List all lines of the data that include the string "Drymonia".
------ Data rows ------
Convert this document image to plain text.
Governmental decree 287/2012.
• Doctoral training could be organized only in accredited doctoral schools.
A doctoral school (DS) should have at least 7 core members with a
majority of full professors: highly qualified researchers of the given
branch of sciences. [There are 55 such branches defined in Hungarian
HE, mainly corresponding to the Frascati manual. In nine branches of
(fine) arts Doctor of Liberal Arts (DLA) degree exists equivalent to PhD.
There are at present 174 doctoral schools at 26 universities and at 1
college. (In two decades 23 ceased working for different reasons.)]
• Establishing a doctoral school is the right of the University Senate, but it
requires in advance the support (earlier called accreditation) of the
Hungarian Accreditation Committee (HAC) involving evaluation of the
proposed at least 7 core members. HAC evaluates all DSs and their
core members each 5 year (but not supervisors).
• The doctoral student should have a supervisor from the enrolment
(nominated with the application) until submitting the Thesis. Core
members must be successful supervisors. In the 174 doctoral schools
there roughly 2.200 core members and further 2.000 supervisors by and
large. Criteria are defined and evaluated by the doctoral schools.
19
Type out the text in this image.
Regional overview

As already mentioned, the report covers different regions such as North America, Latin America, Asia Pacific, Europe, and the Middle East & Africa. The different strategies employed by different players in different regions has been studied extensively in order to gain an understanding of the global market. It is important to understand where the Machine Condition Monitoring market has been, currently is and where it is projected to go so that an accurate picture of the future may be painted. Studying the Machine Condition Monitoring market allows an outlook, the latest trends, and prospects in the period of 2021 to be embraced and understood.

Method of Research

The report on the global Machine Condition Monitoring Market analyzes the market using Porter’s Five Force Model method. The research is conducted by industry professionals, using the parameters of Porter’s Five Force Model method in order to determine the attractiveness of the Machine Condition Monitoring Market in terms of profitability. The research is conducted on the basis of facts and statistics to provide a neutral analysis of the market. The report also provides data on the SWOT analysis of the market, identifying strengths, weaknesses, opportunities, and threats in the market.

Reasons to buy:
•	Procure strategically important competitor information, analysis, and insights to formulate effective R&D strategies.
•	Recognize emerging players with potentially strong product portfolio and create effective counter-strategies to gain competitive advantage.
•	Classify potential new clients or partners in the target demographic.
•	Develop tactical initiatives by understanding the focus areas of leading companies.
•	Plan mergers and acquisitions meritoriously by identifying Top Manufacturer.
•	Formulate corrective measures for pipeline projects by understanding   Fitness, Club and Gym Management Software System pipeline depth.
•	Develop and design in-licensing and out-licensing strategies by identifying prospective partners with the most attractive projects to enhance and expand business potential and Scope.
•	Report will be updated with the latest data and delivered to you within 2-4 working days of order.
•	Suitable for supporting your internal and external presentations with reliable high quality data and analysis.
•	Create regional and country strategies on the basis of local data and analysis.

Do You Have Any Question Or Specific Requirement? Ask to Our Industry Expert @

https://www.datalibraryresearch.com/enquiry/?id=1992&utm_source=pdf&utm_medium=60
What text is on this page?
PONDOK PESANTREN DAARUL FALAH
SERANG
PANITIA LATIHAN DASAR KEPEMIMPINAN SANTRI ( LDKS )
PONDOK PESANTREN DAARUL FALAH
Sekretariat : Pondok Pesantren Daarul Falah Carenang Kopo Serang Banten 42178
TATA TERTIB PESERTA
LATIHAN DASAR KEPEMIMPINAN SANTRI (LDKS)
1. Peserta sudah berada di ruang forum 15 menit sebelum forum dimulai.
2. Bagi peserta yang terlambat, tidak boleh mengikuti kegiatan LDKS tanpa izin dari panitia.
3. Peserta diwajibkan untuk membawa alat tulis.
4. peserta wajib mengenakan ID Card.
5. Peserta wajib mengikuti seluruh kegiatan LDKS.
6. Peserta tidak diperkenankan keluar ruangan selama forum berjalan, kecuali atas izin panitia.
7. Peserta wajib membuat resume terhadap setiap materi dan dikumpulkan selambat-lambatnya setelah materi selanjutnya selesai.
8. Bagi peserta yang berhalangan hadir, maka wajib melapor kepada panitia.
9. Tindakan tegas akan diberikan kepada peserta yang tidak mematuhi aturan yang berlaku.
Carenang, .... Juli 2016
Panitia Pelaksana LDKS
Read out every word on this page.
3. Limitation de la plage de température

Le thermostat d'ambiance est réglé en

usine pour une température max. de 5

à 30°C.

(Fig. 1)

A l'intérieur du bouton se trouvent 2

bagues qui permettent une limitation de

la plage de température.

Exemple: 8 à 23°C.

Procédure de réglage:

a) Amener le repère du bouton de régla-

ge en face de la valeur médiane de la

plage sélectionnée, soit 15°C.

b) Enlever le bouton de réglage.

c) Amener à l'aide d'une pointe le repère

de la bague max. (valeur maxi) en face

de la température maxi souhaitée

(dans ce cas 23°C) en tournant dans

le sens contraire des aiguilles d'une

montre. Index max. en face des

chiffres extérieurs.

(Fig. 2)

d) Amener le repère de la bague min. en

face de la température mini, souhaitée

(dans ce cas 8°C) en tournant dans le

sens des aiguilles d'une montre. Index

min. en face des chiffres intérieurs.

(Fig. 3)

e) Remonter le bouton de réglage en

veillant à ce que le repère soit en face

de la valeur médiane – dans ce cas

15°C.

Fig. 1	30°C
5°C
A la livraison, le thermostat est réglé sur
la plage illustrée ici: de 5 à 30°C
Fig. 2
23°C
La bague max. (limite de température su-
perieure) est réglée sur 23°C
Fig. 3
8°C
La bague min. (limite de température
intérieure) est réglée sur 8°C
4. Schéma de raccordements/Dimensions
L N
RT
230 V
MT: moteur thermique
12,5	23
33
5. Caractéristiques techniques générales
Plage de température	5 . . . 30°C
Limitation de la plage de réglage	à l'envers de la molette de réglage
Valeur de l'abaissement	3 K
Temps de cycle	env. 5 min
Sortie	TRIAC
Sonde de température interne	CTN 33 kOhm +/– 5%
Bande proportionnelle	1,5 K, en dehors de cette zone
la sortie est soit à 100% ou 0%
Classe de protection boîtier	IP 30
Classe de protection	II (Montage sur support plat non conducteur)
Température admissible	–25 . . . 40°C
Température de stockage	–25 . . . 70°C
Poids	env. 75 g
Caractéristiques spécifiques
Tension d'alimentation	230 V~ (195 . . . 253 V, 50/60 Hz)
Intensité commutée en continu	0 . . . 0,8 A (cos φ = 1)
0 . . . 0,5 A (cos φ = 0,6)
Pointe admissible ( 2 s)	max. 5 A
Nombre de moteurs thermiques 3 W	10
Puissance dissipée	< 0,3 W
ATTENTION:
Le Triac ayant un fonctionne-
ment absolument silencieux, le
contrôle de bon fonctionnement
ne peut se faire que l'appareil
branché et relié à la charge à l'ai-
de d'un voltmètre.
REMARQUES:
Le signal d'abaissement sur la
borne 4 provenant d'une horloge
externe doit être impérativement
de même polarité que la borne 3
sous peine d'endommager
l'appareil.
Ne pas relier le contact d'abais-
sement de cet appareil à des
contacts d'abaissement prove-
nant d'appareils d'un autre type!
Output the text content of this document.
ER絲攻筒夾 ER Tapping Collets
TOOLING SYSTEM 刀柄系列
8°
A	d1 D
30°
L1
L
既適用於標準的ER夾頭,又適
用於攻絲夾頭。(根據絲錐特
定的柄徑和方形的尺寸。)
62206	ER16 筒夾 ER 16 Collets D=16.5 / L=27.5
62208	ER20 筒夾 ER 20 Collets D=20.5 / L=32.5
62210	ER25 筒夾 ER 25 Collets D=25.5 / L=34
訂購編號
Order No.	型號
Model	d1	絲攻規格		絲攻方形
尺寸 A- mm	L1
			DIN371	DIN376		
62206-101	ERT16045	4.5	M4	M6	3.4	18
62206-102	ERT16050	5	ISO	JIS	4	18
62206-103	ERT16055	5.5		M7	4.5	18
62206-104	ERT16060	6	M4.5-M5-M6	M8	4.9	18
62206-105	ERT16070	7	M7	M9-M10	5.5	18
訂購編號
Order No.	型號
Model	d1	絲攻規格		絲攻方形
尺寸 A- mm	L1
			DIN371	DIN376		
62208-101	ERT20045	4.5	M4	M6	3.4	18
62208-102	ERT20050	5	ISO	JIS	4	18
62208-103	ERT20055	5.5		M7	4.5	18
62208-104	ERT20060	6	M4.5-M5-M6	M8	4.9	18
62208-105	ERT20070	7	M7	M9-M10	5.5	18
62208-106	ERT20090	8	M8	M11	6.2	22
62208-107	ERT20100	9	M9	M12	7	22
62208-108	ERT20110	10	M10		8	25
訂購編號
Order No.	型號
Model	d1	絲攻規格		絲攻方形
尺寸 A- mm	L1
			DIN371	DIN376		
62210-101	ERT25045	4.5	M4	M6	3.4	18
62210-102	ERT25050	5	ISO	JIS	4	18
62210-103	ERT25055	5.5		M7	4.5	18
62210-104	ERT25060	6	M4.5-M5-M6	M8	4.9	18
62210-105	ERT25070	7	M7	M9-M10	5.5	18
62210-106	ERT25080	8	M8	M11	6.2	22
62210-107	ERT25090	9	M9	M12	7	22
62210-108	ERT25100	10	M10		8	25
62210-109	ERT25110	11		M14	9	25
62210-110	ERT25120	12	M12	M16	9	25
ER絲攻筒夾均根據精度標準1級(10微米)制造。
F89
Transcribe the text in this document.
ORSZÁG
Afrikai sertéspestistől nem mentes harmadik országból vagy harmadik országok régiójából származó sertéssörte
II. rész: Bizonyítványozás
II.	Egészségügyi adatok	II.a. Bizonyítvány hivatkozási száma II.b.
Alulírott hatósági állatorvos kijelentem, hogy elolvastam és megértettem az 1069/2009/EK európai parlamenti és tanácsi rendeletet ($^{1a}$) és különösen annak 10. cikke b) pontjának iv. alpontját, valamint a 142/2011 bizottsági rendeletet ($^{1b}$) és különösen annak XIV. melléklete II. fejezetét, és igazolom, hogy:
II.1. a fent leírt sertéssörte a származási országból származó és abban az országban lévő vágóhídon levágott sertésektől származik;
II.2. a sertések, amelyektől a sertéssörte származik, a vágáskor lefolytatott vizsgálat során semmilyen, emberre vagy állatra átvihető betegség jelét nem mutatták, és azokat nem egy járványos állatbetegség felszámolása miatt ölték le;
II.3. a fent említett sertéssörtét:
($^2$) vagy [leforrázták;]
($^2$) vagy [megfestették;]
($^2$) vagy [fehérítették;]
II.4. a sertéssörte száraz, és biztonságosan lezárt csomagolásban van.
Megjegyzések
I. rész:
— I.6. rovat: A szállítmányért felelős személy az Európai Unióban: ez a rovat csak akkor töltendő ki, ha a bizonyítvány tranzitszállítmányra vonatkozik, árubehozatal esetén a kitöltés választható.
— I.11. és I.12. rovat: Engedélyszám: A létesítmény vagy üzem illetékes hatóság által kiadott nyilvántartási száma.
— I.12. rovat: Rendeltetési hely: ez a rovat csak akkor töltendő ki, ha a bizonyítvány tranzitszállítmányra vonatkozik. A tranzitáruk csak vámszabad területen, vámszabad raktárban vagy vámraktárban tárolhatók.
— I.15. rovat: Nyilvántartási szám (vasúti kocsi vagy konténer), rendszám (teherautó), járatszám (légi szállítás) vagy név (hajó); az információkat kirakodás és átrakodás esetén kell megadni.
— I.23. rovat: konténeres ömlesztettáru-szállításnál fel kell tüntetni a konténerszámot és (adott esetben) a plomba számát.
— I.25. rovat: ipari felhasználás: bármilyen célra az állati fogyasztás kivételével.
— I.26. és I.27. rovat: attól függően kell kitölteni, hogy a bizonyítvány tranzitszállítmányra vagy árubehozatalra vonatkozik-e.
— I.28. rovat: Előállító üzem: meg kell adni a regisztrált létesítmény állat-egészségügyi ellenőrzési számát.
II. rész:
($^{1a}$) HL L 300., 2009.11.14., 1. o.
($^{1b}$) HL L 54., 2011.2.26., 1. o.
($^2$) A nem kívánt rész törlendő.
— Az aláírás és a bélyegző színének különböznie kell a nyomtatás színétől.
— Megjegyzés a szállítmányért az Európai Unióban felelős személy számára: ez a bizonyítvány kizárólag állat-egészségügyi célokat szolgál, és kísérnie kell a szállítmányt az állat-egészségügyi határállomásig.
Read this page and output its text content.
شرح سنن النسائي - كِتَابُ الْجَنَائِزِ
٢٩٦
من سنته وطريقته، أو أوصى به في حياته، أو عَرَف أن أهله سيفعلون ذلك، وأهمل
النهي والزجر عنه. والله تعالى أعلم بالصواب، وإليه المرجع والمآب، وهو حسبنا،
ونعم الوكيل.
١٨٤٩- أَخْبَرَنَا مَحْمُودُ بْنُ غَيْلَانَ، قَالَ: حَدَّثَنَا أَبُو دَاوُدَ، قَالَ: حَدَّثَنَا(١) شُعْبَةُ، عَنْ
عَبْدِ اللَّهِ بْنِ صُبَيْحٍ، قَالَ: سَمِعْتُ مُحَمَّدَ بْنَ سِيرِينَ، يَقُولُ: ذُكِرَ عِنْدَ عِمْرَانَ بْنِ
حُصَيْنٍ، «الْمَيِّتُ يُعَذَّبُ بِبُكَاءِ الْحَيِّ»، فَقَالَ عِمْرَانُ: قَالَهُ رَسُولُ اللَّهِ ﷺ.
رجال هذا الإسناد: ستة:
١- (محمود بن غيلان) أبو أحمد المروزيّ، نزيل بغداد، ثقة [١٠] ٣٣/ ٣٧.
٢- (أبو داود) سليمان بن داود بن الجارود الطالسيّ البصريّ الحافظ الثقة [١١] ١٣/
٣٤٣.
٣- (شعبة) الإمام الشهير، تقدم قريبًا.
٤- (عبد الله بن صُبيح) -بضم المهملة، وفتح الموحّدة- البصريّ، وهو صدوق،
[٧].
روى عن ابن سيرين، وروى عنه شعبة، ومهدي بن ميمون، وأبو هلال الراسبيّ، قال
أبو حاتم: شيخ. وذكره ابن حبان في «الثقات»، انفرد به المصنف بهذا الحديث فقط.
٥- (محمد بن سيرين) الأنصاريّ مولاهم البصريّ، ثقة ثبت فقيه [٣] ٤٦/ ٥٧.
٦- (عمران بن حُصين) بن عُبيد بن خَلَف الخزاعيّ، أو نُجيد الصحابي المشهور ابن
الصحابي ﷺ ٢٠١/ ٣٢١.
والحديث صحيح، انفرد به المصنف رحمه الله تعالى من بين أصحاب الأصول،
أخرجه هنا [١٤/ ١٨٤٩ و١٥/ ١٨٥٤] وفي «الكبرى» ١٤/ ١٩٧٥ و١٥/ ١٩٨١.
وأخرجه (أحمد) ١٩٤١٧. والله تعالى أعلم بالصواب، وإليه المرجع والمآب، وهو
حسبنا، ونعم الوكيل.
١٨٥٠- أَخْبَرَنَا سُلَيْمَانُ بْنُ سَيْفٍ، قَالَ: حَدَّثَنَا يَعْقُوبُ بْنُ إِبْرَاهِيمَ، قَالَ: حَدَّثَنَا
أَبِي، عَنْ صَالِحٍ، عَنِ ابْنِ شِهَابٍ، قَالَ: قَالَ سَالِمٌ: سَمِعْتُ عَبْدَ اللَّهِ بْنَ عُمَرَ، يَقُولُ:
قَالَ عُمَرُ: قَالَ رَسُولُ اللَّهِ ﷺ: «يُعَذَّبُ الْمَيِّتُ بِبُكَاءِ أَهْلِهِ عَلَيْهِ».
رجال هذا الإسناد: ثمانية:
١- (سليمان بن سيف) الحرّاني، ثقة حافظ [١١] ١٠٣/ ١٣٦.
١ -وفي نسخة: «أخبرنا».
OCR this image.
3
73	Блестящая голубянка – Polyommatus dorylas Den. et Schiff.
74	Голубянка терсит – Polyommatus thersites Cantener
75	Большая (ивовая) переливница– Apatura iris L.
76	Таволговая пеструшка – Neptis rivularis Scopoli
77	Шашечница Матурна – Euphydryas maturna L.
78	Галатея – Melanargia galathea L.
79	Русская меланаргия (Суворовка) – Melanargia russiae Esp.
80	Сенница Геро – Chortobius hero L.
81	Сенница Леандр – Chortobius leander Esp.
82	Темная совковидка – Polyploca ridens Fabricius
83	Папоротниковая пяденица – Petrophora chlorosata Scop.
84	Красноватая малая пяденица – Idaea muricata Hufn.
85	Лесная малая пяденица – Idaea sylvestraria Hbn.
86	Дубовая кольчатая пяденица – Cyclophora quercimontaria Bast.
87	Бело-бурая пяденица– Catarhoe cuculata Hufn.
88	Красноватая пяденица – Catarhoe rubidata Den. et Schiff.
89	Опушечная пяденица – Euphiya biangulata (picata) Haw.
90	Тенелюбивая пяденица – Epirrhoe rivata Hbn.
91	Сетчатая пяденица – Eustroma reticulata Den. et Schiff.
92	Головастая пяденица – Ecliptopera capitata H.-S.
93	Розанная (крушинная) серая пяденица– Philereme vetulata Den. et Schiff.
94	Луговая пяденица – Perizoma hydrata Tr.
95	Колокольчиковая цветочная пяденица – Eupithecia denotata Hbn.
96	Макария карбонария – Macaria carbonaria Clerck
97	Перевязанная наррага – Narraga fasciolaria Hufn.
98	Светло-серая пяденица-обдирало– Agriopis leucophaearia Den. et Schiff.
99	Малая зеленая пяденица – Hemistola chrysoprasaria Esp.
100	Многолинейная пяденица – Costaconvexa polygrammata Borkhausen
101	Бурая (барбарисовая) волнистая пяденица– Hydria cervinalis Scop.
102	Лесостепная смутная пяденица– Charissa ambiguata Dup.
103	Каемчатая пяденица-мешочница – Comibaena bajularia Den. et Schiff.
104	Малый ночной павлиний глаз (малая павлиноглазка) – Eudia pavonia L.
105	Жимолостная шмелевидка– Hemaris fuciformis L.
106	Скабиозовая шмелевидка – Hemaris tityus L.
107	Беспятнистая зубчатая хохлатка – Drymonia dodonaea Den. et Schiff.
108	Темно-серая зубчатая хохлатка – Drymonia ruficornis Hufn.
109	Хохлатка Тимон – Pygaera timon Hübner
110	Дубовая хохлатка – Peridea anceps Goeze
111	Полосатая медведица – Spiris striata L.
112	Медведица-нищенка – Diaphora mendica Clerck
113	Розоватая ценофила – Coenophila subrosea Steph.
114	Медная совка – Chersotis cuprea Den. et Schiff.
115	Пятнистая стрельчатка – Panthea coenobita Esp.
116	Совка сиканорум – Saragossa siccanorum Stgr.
------
→ Output
107	Беспятнистая зубчатая хохлатка – Drymonia dodonaea Den. et Schiff.
108	Темно-серая зубчатая хохлатка – Drymonia ruficornis Hufn.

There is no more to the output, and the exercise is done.